LISTED ENTRIES »
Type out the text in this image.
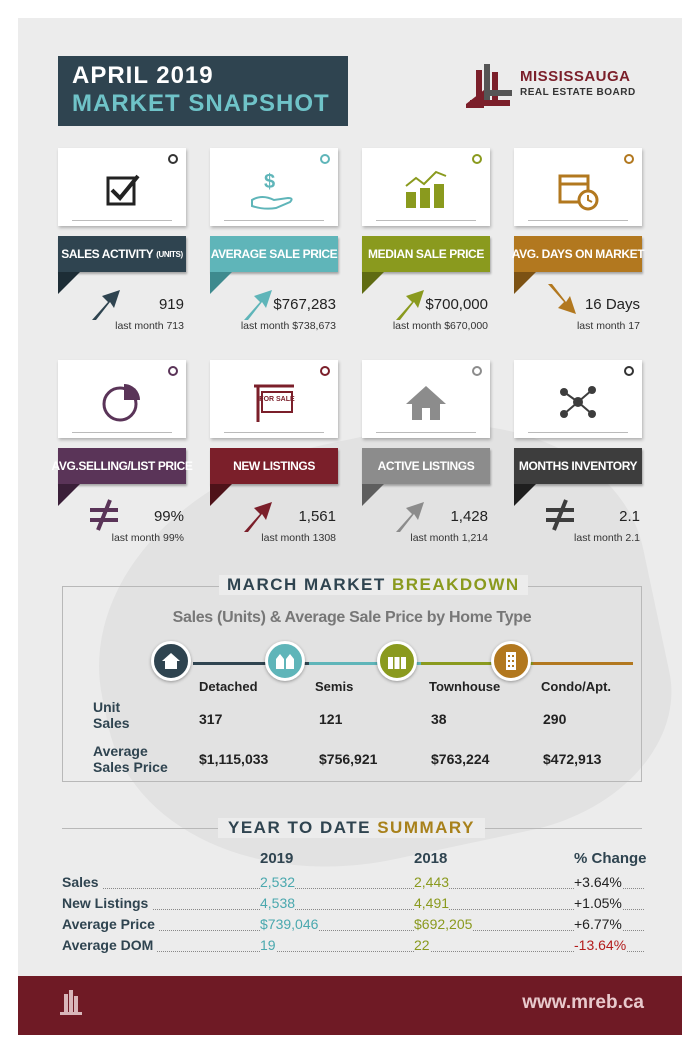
APRIL 2019
MARKET SNAPSHOT
MISSISSAUGA
REAL ESTATE BOARD
SALES ACTIVITY
(UNITS)
919
last month 713
$
AVERAGE SALE PRICE
$767,283
last month $738,673
MEDIAN SALE PRICE
$700,000
last month $670,000
AVG. DAYS ON MARKET
16 Days
last month 17
AVG.SELLING/LIST PRICE
99%
last month 99%
FOR SALE
NEW LISTINGS
1,561
last month 1308
ACTIVE LISTINGS
1,428
last month 1,214
MONTHS INVENTORY
2.1
last month 2.1
MARCH MARKET BREAKDOWN
Sales (Units) & Average Sale Price by Home Type
Detached	Semis	Townhouse	Condo/Apt.
Unit
Sales
Average
Sales Price
317	121	38	290
$1,115,033	$756,921	$763,224	$472,913
YEAR TO DATE SUMMARY
2019	2018	% Change
Sales	2,532	2,443	+3.64%
New Listings	4,538	4,491	+1.05%
Average Price	$739,046	$692,205	+6.77%
Average DOM	19	22	-13.64%
www.mreb.ca
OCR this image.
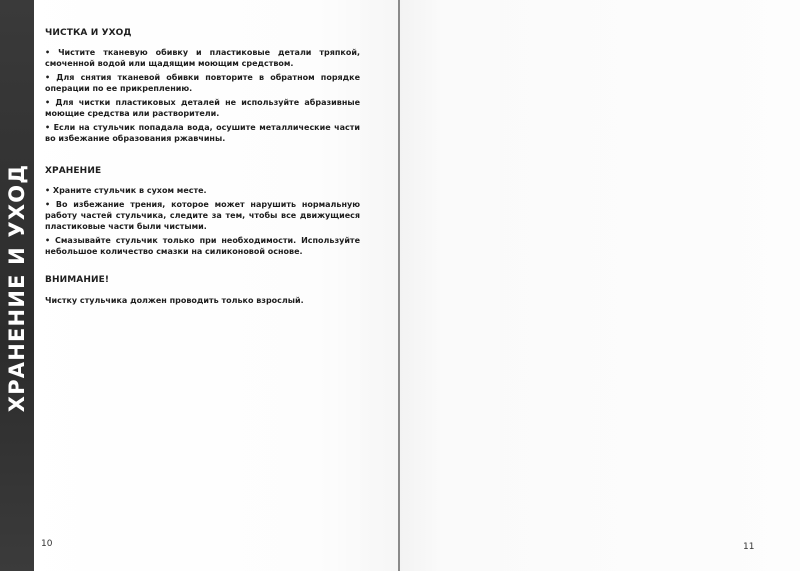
ХРАНЕНИЕ И УХОД
ЧИСТКА И УХОД
• Чистите тканевую обивку и пластиковые детали тряпкой, смоченной водой или щадящим моющим средством.
• Для снятия тканевой обивки повторите в обратном порядке операции по ее прикреплению.
• Для чистки пластиковых деталей не используйте абразивные моющие средства или растворители.
• Если на стульчик попадала вода, осушите металлические части во избежание образования ржавчины.
ХРАНЕНИЕ
• Храните стульчик в сухом месте.
• Во избежание трения, которое может нарушить нормальную работу частей стульчика, следите за тем, чтобы все движущиеся пластиковые части были чистыми.
• Смазывайте стульчик только при необходимости. Используйте небольшое количество смазки на силиконовой основе.
ВНИМАНИЕ!

Чистку стульчика должен проводить только взрослый.

10	11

REQUIRED WORK »
Pictures are excluded; copy all other data exactly as shown.

REPLY »
Type out the text in this image.
APRIL 2019
MARKET SNAPSHOT
MISSISSAUGA
REAL ESTATE BOARD
SALES ACTIVITY
(UNITS)
919
last month 713
$
AVERAGE SALE PRICE
$767,283
last month $738,673
MEDIAN SALE PRICE
$700,000
last month $670,000
AVG. DAYS ON MARKET
16 Days
last month 17
AVG.SELLING/LIST PRICE
99%
last month 99%
FOR SALE
NEW LISTINGS
1,561
last month 1308
ACTIVE LISTINGS
1,428
last month 1,214
MONTHS INVENTORY
2.1
last month 2.1
MARCH MARKET BREAKDOWN
Sales (Units) & Average Sale Price by Home Type
Detached	Semis	Townhouse	Condo/Apt.
Unit
Sales
Average
Sales Price
317	121	38	290
$1,115,033	$756,921	$763,224	$472,913
YEAR TO DATE SUMMARY
2019	2018	% Change
Sales	2,532	2,443	+3.64%
New Listings	4,538	4,491	+1.05%
Average Price	$739,046	$692,205	+6.77%
Average DOM	19	22	-13.64%
www.mreb.ca
OCR this image.
ХРАНЕНИЕ И УХОД
ЧИСТКА И УХОД
• Чистите тканевую обивку и пластиковые детали тряпкой, смоченной водой или щадящим моющим средством.
• Для снятия тканевой обивки повторите в обратном порядке операции по ее прикреплению.
• Для чистки пластиковых деталей не используйте абразивные моющие средства или растворители.
• Если на стульчик попадала вода, осушите металлические части во избежание образования ржавчины.
ХРАНЕНИЕ
• Храните стульчик в сухом месте.
• Во избежание трения, которое может нарушить нормальную работу частей стульчика, следите за тем, чтобы все движущиеся пластиковые части были чистыми.
• Смазывайте стульчик только при необходимости. Используйте небольшое количество смазки на силиконовой основе.
ВНИМАНИЕ!

Чистку стульчика должен проводить только взрослый.

10	11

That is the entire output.